* _Written request_: All lines featuring the string "title" are to be listed.

── Task inputs

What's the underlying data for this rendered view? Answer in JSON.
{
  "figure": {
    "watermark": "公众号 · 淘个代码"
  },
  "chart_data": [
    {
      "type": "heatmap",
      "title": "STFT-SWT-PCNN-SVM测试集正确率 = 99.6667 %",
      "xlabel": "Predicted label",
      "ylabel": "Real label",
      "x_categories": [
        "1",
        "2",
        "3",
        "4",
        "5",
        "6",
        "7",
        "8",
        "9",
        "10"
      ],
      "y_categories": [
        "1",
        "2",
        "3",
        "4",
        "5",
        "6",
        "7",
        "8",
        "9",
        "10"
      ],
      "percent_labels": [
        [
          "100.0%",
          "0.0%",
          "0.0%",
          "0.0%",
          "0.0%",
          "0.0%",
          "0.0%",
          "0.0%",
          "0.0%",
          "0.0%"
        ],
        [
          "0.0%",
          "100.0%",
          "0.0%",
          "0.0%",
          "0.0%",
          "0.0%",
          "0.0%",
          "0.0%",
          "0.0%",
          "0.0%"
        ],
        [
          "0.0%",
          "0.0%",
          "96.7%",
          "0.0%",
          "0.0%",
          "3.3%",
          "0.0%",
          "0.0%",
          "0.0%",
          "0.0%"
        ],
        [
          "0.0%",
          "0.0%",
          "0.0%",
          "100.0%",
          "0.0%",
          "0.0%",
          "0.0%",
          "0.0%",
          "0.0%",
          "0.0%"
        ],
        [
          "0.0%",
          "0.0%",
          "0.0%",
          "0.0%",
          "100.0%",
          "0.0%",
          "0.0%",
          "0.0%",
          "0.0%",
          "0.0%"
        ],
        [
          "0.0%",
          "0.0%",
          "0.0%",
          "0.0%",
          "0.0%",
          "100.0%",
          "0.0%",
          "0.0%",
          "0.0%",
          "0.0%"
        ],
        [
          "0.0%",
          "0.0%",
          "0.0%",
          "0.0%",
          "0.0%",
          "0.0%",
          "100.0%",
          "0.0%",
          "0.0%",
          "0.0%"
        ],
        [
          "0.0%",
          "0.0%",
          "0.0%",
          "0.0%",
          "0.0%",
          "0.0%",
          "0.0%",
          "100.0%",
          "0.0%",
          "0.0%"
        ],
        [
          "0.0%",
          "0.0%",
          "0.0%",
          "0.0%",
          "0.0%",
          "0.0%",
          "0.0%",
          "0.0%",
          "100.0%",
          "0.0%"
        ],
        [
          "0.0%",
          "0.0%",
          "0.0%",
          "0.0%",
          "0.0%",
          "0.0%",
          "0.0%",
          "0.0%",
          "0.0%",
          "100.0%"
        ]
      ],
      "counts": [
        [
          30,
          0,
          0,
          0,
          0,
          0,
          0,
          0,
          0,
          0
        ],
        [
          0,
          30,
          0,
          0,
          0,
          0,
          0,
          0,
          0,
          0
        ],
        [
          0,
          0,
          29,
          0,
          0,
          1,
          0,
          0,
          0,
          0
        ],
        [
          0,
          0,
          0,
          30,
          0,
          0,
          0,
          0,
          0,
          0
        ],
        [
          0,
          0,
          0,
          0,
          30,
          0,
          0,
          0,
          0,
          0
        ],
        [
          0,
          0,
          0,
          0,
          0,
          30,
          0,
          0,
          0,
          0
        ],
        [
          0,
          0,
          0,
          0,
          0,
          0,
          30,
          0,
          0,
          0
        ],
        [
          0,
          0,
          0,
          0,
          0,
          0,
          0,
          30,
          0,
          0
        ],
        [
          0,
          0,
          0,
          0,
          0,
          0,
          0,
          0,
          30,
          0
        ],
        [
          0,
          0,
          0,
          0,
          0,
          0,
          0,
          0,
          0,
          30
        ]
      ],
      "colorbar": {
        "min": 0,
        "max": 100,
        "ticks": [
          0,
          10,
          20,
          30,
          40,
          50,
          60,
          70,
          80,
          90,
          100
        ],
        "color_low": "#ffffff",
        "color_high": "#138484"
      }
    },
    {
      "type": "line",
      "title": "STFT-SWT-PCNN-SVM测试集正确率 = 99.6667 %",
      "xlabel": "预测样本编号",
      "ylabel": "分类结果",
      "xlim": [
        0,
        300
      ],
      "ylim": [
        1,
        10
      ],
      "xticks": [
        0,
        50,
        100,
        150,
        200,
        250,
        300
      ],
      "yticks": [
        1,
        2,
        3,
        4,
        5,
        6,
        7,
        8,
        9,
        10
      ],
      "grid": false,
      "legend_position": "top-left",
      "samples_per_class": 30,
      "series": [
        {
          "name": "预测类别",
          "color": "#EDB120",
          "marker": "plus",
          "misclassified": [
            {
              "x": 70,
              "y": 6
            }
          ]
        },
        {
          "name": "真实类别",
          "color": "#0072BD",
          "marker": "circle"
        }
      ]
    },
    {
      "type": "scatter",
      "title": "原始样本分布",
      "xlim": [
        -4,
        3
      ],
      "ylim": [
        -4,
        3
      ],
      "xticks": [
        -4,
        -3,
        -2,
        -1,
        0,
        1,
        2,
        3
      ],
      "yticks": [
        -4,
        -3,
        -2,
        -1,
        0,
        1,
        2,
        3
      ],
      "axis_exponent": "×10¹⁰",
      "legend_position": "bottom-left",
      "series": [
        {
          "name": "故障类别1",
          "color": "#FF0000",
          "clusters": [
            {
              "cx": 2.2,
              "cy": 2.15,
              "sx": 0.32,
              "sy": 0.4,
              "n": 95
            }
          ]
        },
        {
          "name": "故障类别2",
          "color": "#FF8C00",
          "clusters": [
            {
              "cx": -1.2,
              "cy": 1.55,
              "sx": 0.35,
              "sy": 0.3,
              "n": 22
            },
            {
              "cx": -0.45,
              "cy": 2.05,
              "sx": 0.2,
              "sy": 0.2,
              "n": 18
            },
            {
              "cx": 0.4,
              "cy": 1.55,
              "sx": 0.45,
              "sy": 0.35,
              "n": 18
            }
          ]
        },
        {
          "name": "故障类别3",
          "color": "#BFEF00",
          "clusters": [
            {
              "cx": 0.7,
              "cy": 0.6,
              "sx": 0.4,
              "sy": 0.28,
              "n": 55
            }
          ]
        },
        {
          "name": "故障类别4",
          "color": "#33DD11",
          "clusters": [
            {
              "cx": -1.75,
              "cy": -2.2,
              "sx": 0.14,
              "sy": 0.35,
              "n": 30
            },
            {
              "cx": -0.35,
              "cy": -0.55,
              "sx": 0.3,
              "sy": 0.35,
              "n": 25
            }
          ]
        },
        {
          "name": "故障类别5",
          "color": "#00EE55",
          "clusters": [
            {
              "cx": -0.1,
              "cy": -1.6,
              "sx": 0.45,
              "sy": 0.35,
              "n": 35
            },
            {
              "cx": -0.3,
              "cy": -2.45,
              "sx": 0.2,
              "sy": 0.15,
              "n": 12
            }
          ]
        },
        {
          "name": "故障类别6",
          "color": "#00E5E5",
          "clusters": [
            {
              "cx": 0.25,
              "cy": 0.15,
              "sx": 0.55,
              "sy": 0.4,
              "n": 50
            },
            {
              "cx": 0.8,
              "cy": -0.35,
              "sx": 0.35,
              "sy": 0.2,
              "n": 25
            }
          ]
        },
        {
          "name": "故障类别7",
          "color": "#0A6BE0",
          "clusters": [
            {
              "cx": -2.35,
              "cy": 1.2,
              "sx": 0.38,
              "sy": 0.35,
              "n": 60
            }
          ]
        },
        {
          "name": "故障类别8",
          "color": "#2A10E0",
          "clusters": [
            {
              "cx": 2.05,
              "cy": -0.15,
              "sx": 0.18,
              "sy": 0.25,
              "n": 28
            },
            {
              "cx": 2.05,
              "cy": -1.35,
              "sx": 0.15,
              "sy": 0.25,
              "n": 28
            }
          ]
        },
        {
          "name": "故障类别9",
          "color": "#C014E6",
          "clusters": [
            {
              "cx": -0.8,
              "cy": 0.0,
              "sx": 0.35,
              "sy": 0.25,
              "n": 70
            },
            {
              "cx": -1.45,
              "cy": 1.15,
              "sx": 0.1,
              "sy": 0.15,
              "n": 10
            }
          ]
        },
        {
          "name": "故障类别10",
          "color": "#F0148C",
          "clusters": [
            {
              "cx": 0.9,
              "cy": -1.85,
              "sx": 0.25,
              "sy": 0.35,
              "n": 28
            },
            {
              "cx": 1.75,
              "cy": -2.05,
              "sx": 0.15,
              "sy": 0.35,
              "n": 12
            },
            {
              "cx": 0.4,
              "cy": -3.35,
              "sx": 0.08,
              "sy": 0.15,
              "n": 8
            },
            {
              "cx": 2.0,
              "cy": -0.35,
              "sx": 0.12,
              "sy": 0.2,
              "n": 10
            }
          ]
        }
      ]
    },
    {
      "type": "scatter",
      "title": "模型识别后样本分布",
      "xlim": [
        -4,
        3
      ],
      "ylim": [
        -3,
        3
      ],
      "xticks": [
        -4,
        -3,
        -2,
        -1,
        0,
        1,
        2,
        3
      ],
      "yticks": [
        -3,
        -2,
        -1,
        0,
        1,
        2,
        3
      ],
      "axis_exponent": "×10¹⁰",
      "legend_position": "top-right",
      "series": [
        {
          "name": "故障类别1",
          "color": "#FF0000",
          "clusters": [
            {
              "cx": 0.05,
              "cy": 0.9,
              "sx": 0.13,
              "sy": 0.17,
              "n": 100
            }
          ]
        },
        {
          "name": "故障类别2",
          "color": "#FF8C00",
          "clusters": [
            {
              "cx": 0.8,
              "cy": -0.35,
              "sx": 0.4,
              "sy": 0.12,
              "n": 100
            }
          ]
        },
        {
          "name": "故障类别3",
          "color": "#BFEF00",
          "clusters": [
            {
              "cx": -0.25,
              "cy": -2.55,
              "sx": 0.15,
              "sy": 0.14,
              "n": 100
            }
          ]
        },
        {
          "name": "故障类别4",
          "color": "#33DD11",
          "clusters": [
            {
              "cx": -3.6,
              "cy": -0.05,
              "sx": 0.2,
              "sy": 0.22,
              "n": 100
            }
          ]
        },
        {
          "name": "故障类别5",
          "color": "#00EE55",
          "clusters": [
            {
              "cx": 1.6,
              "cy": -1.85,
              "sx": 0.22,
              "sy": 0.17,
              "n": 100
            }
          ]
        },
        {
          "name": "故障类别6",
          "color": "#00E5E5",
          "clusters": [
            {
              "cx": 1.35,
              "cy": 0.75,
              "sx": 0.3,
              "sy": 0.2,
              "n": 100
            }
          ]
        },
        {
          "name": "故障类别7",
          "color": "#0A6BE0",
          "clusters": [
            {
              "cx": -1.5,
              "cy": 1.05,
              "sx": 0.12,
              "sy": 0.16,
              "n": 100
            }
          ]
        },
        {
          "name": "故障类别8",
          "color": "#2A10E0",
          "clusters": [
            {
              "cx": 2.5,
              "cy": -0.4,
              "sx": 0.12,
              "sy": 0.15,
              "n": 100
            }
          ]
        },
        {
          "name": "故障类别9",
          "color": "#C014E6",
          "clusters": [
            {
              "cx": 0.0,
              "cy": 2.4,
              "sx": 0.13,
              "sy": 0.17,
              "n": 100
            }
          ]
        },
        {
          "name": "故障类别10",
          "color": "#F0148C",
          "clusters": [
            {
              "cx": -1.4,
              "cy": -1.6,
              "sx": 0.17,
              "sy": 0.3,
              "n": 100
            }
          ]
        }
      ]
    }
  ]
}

────

* _Exercise response_:
      "title": "STFT-SWT-PCNN-SVM测试集正确率 = 99.6667 %",
      "title": "STFT-SWT-PCNN-SVM测试集正确率 = 99.6667 %",
      "title": "原始样本分布",
      "title": "模型识别后样本分布",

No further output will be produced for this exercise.